**DESCRIPTION OF THE TASK**
Only the pictures are omitted; repeat all other data exactly.

**MATERIAL FOR THIS EXERCISE**
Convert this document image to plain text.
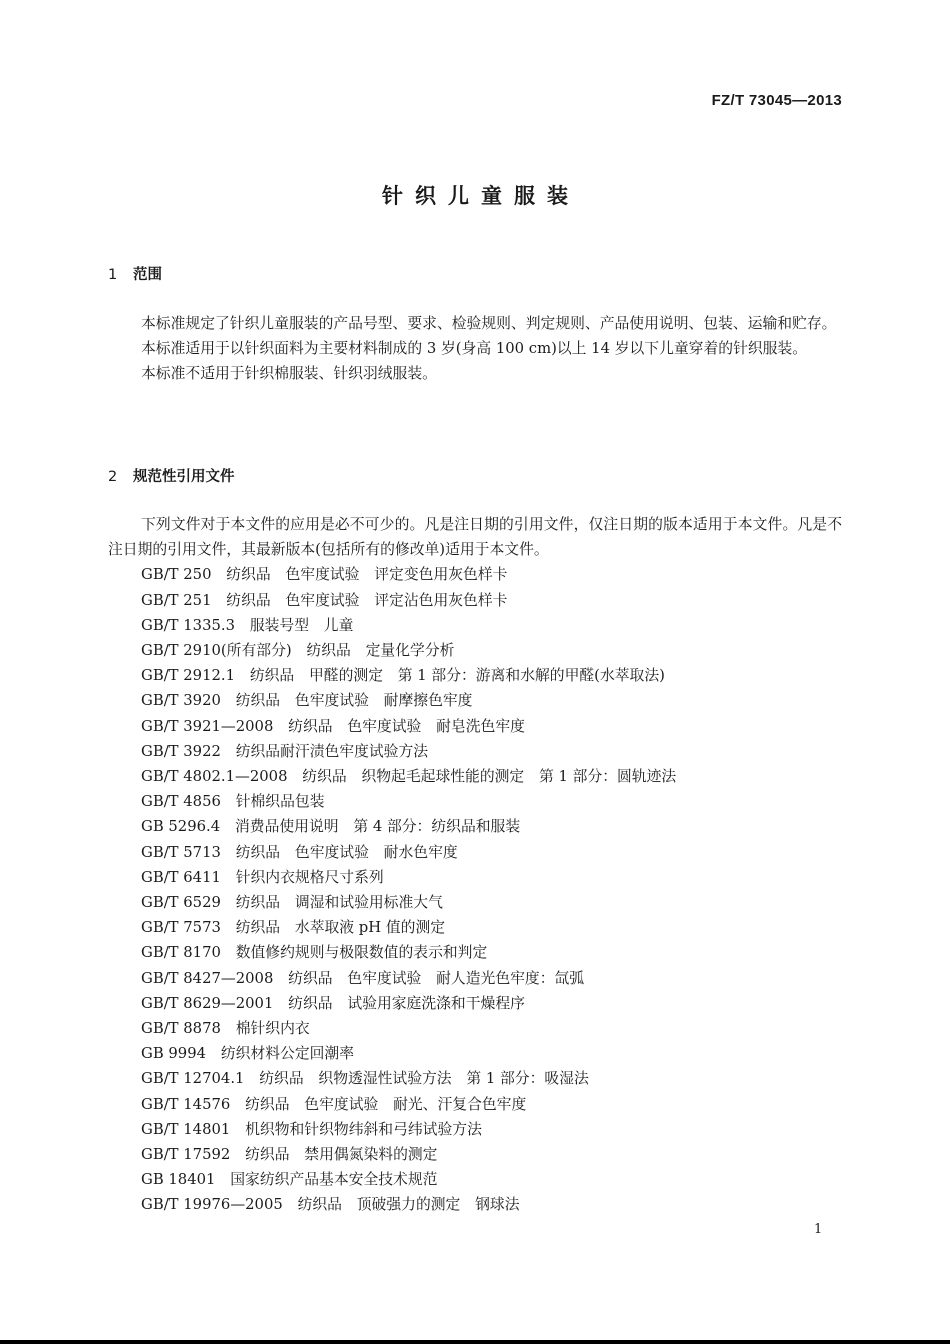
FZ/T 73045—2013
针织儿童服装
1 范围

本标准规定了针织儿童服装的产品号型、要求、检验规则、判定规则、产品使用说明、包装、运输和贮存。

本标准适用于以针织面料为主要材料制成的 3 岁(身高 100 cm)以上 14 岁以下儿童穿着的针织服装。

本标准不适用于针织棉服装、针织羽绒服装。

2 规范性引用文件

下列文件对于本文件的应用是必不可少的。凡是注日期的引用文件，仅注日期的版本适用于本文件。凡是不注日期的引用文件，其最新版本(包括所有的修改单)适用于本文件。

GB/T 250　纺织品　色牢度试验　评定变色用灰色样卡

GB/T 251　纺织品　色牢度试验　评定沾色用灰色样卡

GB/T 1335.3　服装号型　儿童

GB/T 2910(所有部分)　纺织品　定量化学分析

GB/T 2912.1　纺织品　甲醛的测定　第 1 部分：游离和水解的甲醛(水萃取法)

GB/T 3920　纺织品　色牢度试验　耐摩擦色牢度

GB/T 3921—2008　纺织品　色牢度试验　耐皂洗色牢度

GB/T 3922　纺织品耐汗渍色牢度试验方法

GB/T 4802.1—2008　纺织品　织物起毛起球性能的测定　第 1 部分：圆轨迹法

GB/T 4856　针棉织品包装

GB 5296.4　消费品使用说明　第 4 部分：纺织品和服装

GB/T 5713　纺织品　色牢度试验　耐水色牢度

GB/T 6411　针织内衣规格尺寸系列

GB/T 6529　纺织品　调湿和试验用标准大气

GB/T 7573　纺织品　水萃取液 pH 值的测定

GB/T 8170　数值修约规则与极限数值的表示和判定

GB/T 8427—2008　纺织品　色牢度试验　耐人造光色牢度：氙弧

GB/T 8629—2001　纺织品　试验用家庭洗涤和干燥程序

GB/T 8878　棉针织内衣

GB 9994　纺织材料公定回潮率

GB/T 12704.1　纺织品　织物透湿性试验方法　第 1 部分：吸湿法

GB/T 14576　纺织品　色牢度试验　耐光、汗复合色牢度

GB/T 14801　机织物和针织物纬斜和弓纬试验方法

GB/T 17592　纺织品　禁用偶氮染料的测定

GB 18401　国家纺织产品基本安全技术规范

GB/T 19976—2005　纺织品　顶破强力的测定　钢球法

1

**RESULT**
Convert this document image to plain text.
FZ/T 73045—2013
针织儿童服装
1 范围

本标准规定了针织儿童服装的产品号型、要求、检验规则、判定规则、产品使用说明、包装、运输和贮存。

本标准适用于以针织面料为主要材料制成的 3 岁(身高 100 cm)以上 14 岁以下儿童穿着的针织服装。

本标准不适用于针织棉服装、针织羽绒服装。

2 规范性引用文件

下列文件对于本文件的应用是必不可少的。凡是注日期的引用文件，仅注日期的版本适用于本文件。凡是不注日期的引用文件，其最新版本(包括所有的修改单)适用于本文件。

GB/T 250　纺织品　色牢度试验　评定变色用灰色样卡

GB/T 251　纺织品　色牢度试验　评定沾色用灰色样卡

GB/T 1335.3　服装号型　儿童

GB/T 2910(所有部分)　纺织品　定量化学分析

GB/T 2912.1　纺织品　甲醛的测定　第 1 部分：游离和水解的甲醛(水萃取法)

GB/T 3920　纺织品　色牢度试验　耐摩擦色牢度

GB/T 3921—2008　纺织品　色牢度试验　耐皂洗色牢度

GB/T 3922　纺织品耐汗渍色牢度试验方法

GB/T 4802.1—2008　纺织品　织物起毛起球性能的测定　第 1 部分：圆轨迹法

GB/T 4856　针棉织品包装

GB 5296.4　消费品使用说明　第 4 部分：纺织品和服装

GB/T 5713　纺织品　色牢度试验　耐水色牢度

GB/T 6411　针织内衣规格尺寸系列

GB/T 6529　纺织品　调湿和试验用标准大气

GB/T 7573　纺织品　水萃取液 pH 值的测定

GB/T 8170　数值修约规则与极限数值的表示和判定

GB/T 8427—2008　纺织品　色牢度试验　耐人造光色牢度：氙弧

GB/T 8629—2001　纺织品　试验用家庭洗涤和干燥程序

GB/T 8878　棉针织内衣

GB 9994　纺织材料公定回潮率

GB/T 12704.1　纺织品　织物透湿性试验方法　第 1 部分：吸湿法

GB/T 14576　纺织品　色牢度试验　耐光、汗复合色牢度

GB/T 14801　机织物和针织物纬斜和弓纬试验方法

GB/T 17592　纺织品　禁用偶氮染料的测定

GB 18401　国家纺织产品基本安全技术规范

GB/T 19976—2005　纺织品　顶破强力的测定　钢球法

1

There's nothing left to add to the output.